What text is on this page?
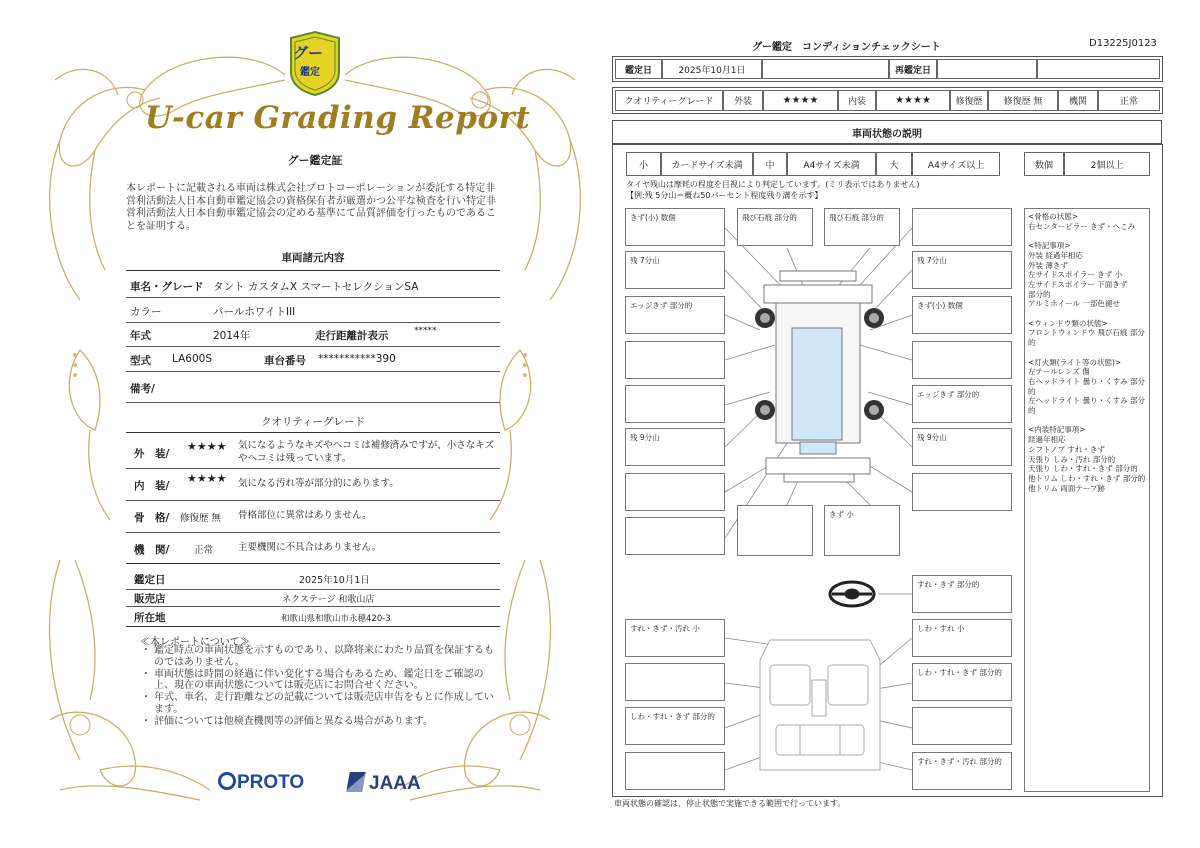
グー
鑑定
U-car Grading Report
グー鑑定証
本レポートに記載される車両は株式会社プロトコーポレーションが委託する特定非営利活動法人日本自動車鑑定協会の資格保有者が厳選かつ公平な検査を行い特定非営利活動法人日本自動車鑑定協会の定める基準にて品質評価を行ったものであることを証明する。
車両諸元内容
車名・グレード タント カスタムX スマートセレクションSA
カラー	パールホワイトIII
年式	2014年	走行距離計表示	*****
型式 LA600S	車台番号 ***********390
備考/
クオリティーグレード
外　装/
★★★★ 気になるようなキズやヘコミは補修済みですが、小さなキズやヘコミは残っています。
内　装/
★★★★ 気になる汚れ等が部分的にあります。
骨　格/ 修復歴 無 骨格部位に異常はありません。
機　関/	正常	主要機関に不具合はありません。
鑑定日	2025年10月1日
販売店	ネクステージ 和歌山店
所在地	和歌山県和歌山市永穂420-3
≪本レポートについて≫
・ 鑑定時点の車両状態を示すものであり、以降将来にわたり品質を保証するものではありません。
・ 車両状態は時間の経過に伴い変化する場合もあるため、鑑定日をご確認の上、現在の車両状態については販売店にお問合せください。
・ 年式、車名、走行距離などの記載については販売店申告をもとに作成しています。
・ 評価については他検査機関等の評価と異なる場合があります。
PROTO	JAAA
グー鑑定　コンディションチェックシート	D13225J0123
鑑定日	2025年10月1日	再鑑定日
クオリティーグレード	外装	★★★★	内装	★★★★	修復歴	修復歴 無	機関	正常
車両状態の説明
小	カードサイズ未満	中	A4サイズ未満	大	A4サイズ以上	数個	2個以上
タイヤ残山は摩耗の程度を目視により判定しています。(ミリ表示ではありません)
【例:残 5分山＝概ね50パーセント程度残り溝を示す】
きず(小) 数個	飛び石痕 部分的	飛び石痕 部分的
残 7分山	残 7分山
エッジきず 部分的	きず(小) 数個
エッジきず 部分的
残 9分山	残 9分山
きず 小
すれ・きず 部分的
すれ・きず・汚れ 小	しわ・すれ 小
しわ・すれ・きず 部分的
しわ・すれ・きず 部分的
すれ・きず・汚れ 部分的
<骨格の状態>
右センターピラー きず・へこみ
<特記事項>
外装 経過年相応
外装 薄きず
左サイドスポイラー きず 小
左サイドスポイラー 下面きず
部分的
アルミホイール 一部色褪せ
<ウィンドウ類の状態>
フロントウィンドウ 飛び石痕 部分的
<灯火類(ライト等の状態)>
左テールレンズ 傷
右ヘッドライト 曇り・くすみ 部分的
左ヘッドライト 曇り・くすみ 部分的
<内装特記事項>
経過年相応
シフトノブ すれ・きず
天張り しみ・汚れ 部分的
天張り しわ・すれ・きず 部分的
他トリム しわ・すれ・きず 部分的
他トリム 両面テープ跡
車両状態の確認は、停止状態で実施できる範囲で行っています。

◇ ◇ ◇

* [Requirement] List all lines above in which the string "飛び石痕" appears.

* [Solution to this task]
きず(小) 数個	飛び石痕 部分的	飛び石痕 部分的
フロントウィンドウ 飛び石痕 部分的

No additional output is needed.